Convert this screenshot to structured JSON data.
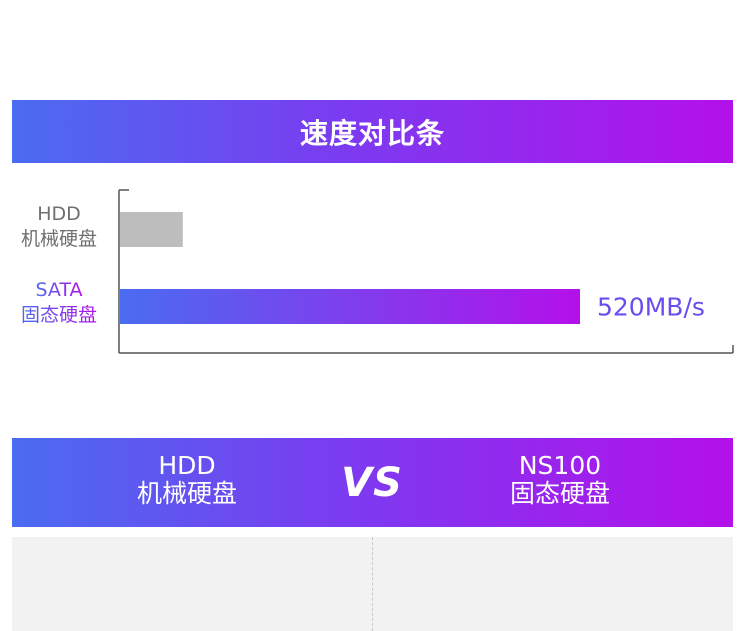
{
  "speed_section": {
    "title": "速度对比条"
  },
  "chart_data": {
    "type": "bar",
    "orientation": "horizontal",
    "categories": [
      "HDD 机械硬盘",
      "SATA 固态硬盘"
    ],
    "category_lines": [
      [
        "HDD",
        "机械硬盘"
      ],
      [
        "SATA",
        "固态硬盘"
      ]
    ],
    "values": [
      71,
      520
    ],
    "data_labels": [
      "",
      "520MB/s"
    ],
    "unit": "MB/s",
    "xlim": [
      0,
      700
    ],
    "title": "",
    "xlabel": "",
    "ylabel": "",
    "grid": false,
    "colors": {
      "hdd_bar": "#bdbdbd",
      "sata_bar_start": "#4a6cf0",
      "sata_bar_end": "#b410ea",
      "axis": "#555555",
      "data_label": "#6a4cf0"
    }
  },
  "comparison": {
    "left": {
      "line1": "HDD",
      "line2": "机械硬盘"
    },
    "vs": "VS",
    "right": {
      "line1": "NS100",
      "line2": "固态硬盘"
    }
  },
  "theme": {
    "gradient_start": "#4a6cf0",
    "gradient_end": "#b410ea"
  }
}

......

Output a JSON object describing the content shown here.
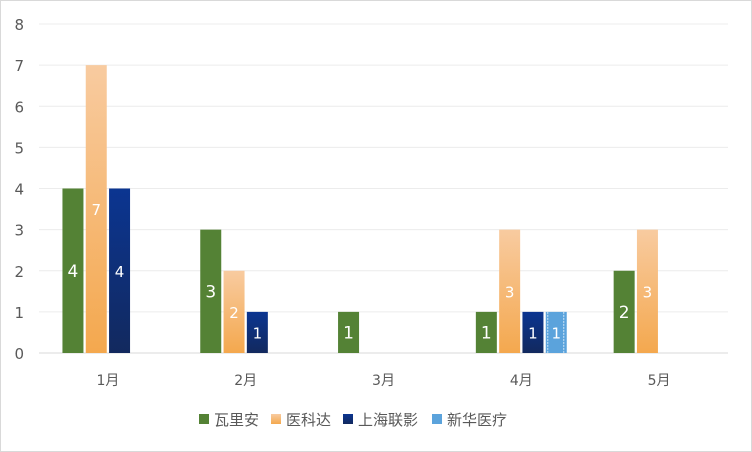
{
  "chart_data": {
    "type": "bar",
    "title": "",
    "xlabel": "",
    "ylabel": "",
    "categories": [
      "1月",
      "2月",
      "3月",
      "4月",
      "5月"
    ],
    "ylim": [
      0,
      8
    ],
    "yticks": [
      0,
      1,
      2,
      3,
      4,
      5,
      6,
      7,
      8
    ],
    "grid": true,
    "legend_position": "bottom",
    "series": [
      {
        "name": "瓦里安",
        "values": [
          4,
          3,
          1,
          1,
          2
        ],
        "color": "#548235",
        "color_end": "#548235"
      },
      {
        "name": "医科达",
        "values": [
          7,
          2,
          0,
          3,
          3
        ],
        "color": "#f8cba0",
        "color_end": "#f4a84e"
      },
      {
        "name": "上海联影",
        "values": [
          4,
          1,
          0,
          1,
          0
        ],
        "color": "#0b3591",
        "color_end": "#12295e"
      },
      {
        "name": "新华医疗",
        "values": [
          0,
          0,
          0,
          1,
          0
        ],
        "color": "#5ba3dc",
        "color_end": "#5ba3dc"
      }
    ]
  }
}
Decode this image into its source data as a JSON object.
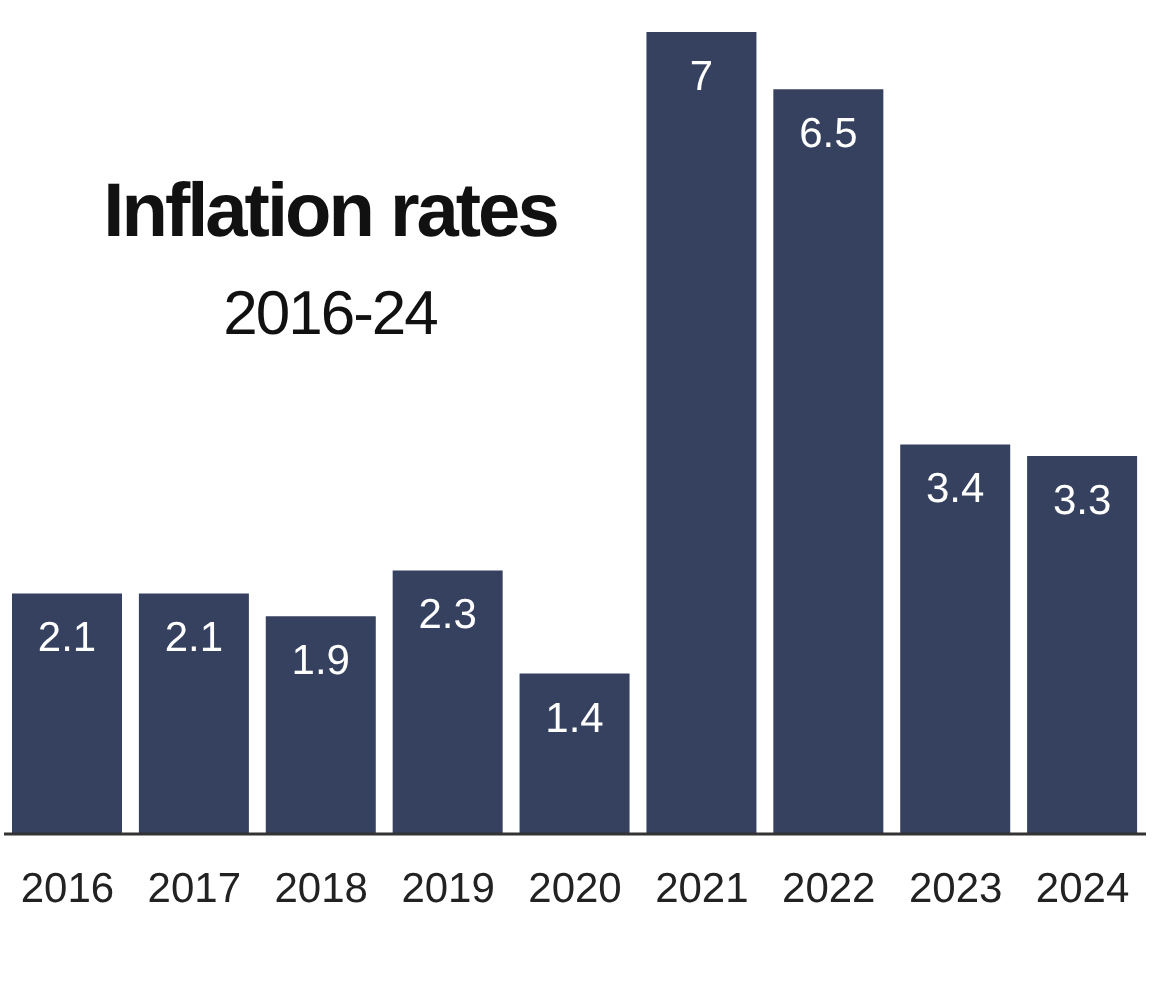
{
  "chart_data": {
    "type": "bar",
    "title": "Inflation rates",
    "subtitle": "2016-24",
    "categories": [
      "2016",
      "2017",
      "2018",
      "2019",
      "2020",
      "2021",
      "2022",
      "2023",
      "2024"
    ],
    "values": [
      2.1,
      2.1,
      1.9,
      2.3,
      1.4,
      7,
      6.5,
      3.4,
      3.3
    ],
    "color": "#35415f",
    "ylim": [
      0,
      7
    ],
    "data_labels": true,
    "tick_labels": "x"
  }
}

......

Give only the number of lines in the entries above that hold the string "JSON".

→ **OUTPUT FOR THIS EXERCISE**
3